### Aim
"Обеспечение" appears in how many lines of the entries? State only the number.

### Data listing
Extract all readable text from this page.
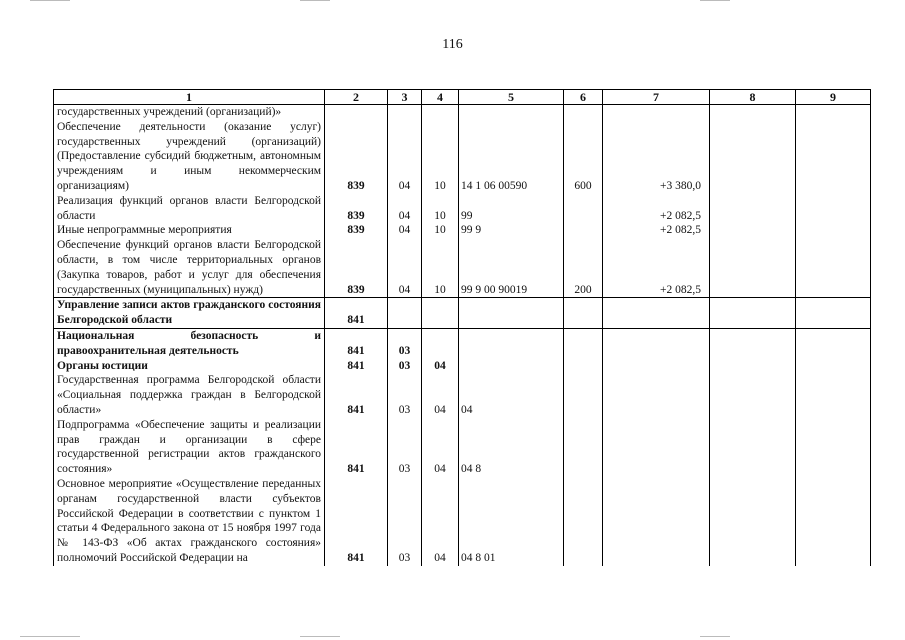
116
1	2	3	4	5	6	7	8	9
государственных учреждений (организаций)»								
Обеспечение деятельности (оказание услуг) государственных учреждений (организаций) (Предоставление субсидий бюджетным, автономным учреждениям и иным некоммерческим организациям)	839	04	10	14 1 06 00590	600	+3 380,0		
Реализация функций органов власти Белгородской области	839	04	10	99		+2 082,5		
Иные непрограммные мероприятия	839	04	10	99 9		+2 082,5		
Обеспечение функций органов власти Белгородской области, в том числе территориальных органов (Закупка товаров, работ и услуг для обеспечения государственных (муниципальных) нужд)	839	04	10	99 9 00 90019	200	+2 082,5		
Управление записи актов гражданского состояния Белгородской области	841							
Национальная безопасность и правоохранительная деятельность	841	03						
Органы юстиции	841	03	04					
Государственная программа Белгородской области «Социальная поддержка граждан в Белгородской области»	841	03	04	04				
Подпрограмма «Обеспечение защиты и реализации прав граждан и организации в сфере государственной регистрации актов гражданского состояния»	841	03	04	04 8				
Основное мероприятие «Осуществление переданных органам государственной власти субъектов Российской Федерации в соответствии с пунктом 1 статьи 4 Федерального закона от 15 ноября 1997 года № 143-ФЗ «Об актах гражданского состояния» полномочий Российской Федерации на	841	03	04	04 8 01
---
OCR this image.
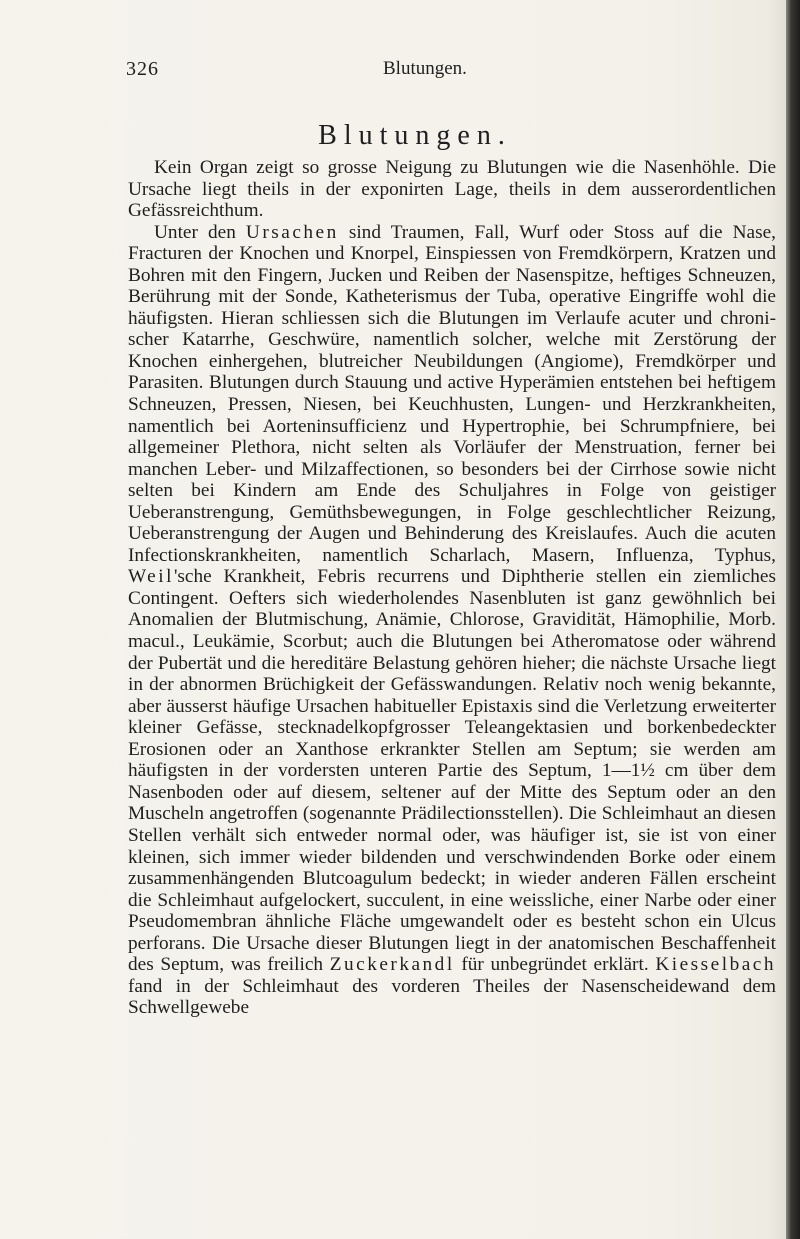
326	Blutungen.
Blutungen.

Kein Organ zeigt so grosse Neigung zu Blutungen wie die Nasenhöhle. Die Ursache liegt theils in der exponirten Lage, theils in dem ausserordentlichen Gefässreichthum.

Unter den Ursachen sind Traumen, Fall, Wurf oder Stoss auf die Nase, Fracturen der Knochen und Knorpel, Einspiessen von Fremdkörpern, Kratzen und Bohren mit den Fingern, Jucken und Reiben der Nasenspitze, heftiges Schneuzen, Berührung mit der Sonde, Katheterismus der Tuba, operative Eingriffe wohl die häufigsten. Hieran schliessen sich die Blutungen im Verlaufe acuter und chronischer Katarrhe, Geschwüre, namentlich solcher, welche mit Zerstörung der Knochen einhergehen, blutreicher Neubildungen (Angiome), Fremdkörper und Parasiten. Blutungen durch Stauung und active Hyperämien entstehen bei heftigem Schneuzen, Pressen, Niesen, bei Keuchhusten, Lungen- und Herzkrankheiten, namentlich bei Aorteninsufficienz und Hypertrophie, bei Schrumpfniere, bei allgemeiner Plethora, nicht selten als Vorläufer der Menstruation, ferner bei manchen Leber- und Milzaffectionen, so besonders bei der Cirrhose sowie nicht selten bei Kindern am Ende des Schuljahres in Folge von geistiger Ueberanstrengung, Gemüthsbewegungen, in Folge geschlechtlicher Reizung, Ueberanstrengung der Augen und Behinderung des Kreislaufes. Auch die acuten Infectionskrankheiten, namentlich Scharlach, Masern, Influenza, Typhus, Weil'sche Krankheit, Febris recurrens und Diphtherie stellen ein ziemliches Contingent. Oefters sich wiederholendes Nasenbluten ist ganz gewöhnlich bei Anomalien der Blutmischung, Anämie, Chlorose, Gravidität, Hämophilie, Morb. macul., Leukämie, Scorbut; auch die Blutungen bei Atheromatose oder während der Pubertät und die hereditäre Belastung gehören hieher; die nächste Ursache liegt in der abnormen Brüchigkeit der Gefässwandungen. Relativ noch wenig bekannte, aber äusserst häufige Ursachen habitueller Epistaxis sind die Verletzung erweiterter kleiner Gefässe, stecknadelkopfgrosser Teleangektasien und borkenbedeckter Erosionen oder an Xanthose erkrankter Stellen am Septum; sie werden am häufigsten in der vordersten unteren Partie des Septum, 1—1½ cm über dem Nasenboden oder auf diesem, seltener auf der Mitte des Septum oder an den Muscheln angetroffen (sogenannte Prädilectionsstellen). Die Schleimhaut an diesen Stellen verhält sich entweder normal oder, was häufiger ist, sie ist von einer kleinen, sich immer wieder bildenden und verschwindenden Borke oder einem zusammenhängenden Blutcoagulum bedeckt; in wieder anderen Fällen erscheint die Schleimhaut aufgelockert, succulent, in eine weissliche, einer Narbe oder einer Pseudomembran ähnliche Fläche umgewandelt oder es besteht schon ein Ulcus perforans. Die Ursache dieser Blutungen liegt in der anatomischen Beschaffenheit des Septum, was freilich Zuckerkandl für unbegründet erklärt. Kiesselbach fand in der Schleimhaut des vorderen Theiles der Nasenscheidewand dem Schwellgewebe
...
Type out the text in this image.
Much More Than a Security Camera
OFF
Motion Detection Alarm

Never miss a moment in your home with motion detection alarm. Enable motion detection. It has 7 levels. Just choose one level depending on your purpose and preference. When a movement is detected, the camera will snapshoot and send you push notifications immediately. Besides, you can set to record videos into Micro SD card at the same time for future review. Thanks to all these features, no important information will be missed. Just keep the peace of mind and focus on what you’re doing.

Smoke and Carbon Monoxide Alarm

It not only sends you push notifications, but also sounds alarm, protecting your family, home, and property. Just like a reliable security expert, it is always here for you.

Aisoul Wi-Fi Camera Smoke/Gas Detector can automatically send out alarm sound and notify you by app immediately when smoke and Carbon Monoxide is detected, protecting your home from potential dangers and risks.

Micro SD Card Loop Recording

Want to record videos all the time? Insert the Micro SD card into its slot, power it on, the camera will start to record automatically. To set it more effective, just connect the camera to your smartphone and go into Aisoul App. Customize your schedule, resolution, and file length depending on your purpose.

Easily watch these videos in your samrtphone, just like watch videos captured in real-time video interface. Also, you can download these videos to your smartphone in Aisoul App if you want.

### Result below
3